Short exercise ::
Extract all of the entries and set them down verbatim.

Begin Input material

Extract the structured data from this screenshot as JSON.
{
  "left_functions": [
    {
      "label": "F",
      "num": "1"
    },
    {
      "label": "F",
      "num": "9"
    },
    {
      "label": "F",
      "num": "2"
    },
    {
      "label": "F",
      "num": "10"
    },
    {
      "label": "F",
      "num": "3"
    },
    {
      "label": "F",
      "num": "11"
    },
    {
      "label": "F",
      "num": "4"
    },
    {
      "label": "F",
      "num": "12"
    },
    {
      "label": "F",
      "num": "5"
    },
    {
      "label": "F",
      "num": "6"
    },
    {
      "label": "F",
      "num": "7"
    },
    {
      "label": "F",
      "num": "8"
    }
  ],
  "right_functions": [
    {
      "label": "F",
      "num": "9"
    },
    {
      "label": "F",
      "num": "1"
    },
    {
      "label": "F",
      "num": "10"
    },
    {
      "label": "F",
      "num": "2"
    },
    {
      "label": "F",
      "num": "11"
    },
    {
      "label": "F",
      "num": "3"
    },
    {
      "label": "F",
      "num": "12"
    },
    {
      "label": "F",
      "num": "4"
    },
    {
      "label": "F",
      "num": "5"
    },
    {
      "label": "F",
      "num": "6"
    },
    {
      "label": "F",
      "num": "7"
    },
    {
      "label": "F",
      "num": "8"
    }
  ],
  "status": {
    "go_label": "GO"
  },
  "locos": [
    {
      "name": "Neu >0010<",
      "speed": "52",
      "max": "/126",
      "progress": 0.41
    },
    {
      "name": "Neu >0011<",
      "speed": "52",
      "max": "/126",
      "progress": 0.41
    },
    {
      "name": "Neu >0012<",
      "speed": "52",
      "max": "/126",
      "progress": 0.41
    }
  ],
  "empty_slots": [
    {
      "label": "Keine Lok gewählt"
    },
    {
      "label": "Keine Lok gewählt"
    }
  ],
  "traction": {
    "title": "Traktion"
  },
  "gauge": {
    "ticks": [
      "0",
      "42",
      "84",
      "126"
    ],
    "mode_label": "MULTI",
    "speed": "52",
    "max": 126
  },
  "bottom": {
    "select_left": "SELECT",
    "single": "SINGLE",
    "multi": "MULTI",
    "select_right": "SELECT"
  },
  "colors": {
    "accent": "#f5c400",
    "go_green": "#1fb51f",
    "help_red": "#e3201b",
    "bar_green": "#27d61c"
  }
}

End Input material

Answer to the exercise ::
Extract the structured data from this screenshot as JSON.
{
  "left_functions": [
    {
      "label": "F",
      "num": "1"
    },
    {
      "label": "F",
      "num": "9"
    },
    {
      "label": "F",
      "num": "2"
    },
    {
      "label": "F",
      "num": "10"
    },
    {
      "label": "F",
      "num": "3"
    },
    {
      "label": "F",
      "num": "11"
    },
    {
      "label": "F",
      "num": "4"
    },
    {
      "label": "F",
      "num": "12"
    },
    {
      "label": "F",
      "num": "5"
    },
    {
      "label": "F",
      "num": "6"
    },
    {
      "label": "F",
      "num": "7"
    },
    {
      "label": "F",
      "num": "8"
    }
  ],
  "right_functions": [
    {
      "label": "F",
      "num": "9"
    },
    {
      "label": "F",
      "num": "1"
    },
    {
      "label": "F",
      "num": "10"
    },
    {
      "label": "F",
      "num": "2"
    },
    {
      "label": "F",
      "num": "11"
    },
    {
      "label": "F",
      "num": "3"
    },
    {
      "label": "F",
      "num": "12"
    },
    {
      "label": "F",
      "num": "4"
    },
    {
      "label": "F",
      "num": "5"
    },
    {
      "label": "F",
      "num": "6"
    },
    {
      "label": "F",
      "num": "7"
    },
    {
      "label": "F",
      "num": "8"
    }
  ],
  "status": {
    "go_label": "GO"
  },
  "locos": [
    {
      "name": "Neu >0010<",
      "speed": "52",
      "max": "/126",
      "progress": 0.41
    },
    {
      "name": "Neu >0011<",
      "speed": "52",
      "max": "/126",
      "progress": 0.41
    },
    {
      "name": "Neu >0012<",
      "speed": "52",
      "max": "/126",
      "progress": 0.41
    }
  ],
  "empty_slots": [
    {
      "label": "Keine Lok gewählt"
    },
    {
      "label": "Keine Lok gewählt"
    }
  ],
  "traction": {
    "title": "Traktion"
  },
  "gauge": {
    "ticks": [
      "0",
      "42",
      "84",
      "126"
    ],
    "mode_label": "MULTI",
    "speed": "52",
    "max": 126
  },
  "bottom": {
    "select_left": "SELECT",
    "single": "SINGLE",
    "multi": "MULTI",
    "select_right": "SELECT"
  },
  "colors": {
    "accent": "#f5c400",
    "go_green": "#1fb51f",
    "help_red": "#e3201b",
    "bar_green": "#27d61c"
  }
}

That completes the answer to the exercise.